··· Input rows ···

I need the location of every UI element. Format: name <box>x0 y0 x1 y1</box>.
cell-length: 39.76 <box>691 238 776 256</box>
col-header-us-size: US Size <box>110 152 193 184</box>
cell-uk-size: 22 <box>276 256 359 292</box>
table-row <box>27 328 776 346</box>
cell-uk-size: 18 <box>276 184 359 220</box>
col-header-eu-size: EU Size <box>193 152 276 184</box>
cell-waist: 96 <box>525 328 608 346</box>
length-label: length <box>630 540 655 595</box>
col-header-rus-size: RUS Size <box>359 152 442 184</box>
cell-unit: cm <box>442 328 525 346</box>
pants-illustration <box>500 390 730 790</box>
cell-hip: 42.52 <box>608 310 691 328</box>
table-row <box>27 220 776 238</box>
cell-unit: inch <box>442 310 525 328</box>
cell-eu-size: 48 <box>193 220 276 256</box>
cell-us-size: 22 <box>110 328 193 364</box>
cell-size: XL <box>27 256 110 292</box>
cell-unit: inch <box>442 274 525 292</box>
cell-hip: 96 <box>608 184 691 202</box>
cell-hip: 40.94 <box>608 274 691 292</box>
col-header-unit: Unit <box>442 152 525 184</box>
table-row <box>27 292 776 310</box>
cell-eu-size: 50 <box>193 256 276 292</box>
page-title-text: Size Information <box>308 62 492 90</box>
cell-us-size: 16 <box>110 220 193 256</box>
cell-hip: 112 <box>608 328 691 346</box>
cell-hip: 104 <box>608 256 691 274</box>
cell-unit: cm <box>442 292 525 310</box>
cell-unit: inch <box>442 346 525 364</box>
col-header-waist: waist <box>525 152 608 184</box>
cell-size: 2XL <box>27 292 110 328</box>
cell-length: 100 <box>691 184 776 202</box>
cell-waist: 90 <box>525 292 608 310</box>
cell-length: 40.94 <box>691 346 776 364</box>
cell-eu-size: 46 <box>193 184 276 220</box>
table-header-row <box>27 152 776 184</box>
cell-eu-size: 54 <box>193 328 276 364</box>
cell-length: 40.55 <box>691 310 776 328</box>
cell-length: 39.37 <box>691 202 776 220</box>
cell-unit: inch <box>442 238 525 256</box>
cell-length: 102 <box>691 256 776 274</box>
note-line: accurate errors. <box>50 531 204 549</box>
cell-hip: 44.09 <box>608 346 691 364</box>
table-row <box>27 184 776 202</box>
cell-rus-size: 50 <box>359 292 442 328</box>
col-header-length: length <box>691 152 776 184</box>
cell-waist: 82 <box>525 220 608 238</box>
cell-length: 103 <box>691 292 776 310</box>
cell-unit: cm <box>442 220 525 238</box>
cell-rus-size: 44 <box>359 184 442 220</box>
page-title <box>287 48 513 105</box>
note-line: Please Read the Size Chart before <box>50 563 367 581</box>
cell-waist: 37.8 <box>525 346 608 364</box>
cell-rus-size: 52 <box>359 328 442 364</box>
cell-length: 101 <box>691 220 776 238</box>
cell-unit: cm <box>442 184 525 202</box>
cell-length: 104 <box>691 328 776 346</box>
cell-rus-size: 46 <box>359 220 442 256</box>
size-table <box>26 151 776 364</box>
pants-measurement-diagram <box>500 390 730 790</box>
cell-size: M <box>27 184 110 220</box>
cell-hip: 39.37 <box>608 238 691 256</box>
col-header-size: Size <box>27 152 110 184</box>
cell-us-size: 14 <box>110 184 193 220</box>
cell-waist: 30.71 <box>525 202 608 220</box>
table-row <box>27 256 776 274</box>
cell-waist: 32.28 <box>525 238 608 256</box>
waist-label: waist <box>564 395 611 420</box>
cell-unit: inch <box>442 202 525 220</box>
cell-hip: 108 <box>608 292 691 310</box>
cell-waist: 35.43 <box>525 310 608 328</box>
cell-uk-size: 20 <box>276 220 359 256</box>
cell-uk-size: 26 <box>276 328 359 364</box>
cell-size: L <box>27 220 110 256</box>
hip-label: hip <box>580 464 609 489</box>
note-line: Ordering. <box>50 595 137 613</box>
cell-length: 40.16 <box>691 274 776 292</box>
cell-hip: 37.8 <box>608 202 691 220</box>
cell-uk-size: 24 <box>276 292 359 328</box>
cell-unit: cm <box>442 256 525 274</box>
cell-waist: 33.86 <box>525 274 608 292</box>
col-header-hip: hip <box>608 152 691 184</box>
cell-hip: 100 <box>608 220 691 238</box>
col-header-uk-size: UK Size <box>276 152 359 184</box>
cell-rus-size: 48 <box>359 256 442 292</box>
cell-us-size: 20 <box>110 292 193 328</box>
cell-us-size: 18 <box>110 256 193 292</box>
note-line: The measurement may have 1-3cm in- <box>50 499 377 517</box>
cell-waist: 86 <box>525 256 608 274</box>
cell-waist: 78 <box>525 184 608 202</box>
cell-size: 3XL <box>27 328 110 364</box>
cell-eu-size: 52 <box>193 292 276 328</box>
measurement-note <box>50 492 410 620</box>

···

Aim
Render the data above as a JSON list of strings, one string per line, leaving out any blank lines.

Complete answer
[
  "I need the location of every UI element. Format: name <box>x0 y0 x1 y1</box>.",
  "cell-length: 39.76 <box>691 238 776 256</box>",
  "col-header-us-size: US Size <box>110 152 193 184</box>",
  "cell-uk-size: 22 <box>276 256 359 292</box>",
  "table-row <box>27 328 776 346</box>",
  "cell-uk-size: 18 <box>276 184 359 220</box>",
  "col-header-eu-size: EU Size <box>193 152 276 184</box>",
  "cell-waist: 96 <box>525 328 608 346</box>",
  "length-label: length <box>630 540 655 595</box>",
  "col-header-rus-size: RUS Size <box>359 152 442 184</box>",
  "cell-unit: cm <box>442 328 525 346</box>",
  "pants-illustration <box>500 390 730 790</box>",
  "cell-hip: 42.52 <box>608 310 691 328</box>",
  "table-row <box>27 220 776 238</box>",
  "cell-unit: inch <box>442 310 525 328</box>",
  "cell-eu-size: 48 <box>193 220 276 256</box>",
  "cell-us-size: 22 <box>110 328 193 364</box>",
  "cell-size: XL <box>27 256 110 292</box>",
  "cell-unit: inch <box>442 274 525 292</box>",
  "cell-hip: 96 <box>608 184 691 202</box>",
  "cell-hip: 40.94 <box>608 274 691 292</box>",
  "col-header-unit: Unit <box>442 152 525 184</box>",
  "table-row <box>27 292 776 310</box>",
  "cell-eu-size: 50 <box>193 256 276 292</box>",
  "page-title-text: Size Information <box>308 62 492 90</box>",
  "cell-us-size: 16 <box>110 220 193 256</box>",
  "cell-hip: 112 <box>608 328 691 346</box>",
  "cell-hip: 104 <box>608 256 691 274</box>",
  "cell-unit: cm <box>442 292 525 310</box>",
  "cell-unit: inch <box>442 346 525 364</box>",
  "col-header-waist: waist <box>525 152 608 184</box>",
  "cell-size: 2XL <box>27 292 110 328</box>",
  "cell-length: 100 <box>691 184 776 202</box>",
  "cell-waist: 90 <box>525 292 608 310</box>",
  "cell-length: 40.94 <box>691 346 776 364</box>",
  "cell-eu-size: 46 <box>193 184 276 220</box>",
  "table-header-row <box>27 152 776 184</box>",
  "cell-eu-size: 54 <box>193 328 276 364</box>",
  "cell-length: 40.55 <box>691 310 776 328</box>",
  "cell-length: 39.37 <box>691 202 776 220</box>",
  "cell-unit: inch <box>442 238 525 256</box>",
  "cell-length: 102 <box>691 256 776 274</box>",
  "note-line: accurate errors. <box>50 531 204 549</box>",
  "cell-hip: 44.09 <box>608 346 691 364</box>",
  "table-row <box>27 184 776 202</box>",
  "cell-rus-size: 50 <box>359 292 442 328</box>",
  "col-header-length: length <box>691 152 776 184</box>",
  "cell-waist: 82 <box>525 220 608 238</box>",
  "cell-length: 103 <box>691 292 776 310</box>",
  "cell-unit: cm <box>442 220 525 238</box>",
  "cell-rus-size: 44 <box>359 184 442 220</box>",
  "page-title <box>287 48 513 105</box>",
  "note-line: Please Read the Size Chart before <box>50 563 367 581</box>",
  "cell-waist: 37.8 <box>525 346 608 364</box>",
  "cell-rus-size: 52 <box>359 328 442 364</box>",
  "cell-length: 101 <box>691 220 776 238</box>",
  "cell-unit: cm <box>442 184 525 202</box>",
  "cell-length: 104 <box>691 328 776 346</box>",
  "cell-rus-size: 46 <box>359 220 442 256</box>",
  "size-table <box>26 151 776 364</box>",
  "pants-measurement-diagram <box>500 390 730 790</box>",
  "cell-size: M <box>27 184 110 220</box>",
  "cell-hip: 39.37 <box>608 238 691 256</box>",
  "col-header-size: Size <box>27 152 110 184</box>",
  "cell-us-size: 14 <box>110 184 193 220</box>",
  "cell-waist: 30.71 <box>525 202 608 220</box>",
  "table-row <box>27 256 776 274</box>",
  "cell-waist: 32.28 <box>525 238 608 256</box>",
  "waist-label: waist <box>564 395 611 420</box>",
  "cell-unit: inch <box>442 202 525 220</box>",
  "cell-hip: 108 <box>608 292 691 310</box>",
  "cell-waist: 35.43 <box>525 310 608 328</box>",
  "cell-uk-size: 20 <box>276 220 359 256</box>",
  "cell-uk-size: 26 <box>276 328 359 364</box>",
  "cell-size: L <box>27 220 110 256</box>",
  "hip-label: hip <box>580 464 609 489</box>",
  "note-line: Ordering. <box>50 595 137 613</box>",
  "cell-length: 40.16 <box>691 274 776 292</box>",
  "cell-hip: 37.8 <box>608 202 691 220</box>",
  "cell-uk-size: 24 <box>276 292 359 328</box>",
  "cell-unit: cm <box>442 256 525 274</box>",
  "cell-waist: 33.86 <box>525 274 608 292</box>",
  "col-header-hip: hip <box>608 152 691 184</box>",
  "cell-hip: 100 <box>608 220 691 238</box>",
  "col-header-uk-size: UK Size <box>276 152 359 184</box>",
  "cell-rus-size: 48 <box>359 256 442 292</box>",
  "cell-us-size: 20 <box>110 292 193 328</box>",
  "cell-us-size: 18 <box>110 256 193 292</box>",
  "note-line: The measurement may have 1-3cm in- <box>50 499 377 517</box>",
  "cell-waist: 86 <box>525 256 608 274</box>",
  "cell-waist: 78 <box>525 184 608 202</box>",
  "cell-size: 3XL <box>27 328 110 364</box>",
  "cell-eu-size: 52 <box>193 292 276 328</box>",
  "measurement-note <box>50 492 410 620</box>"
]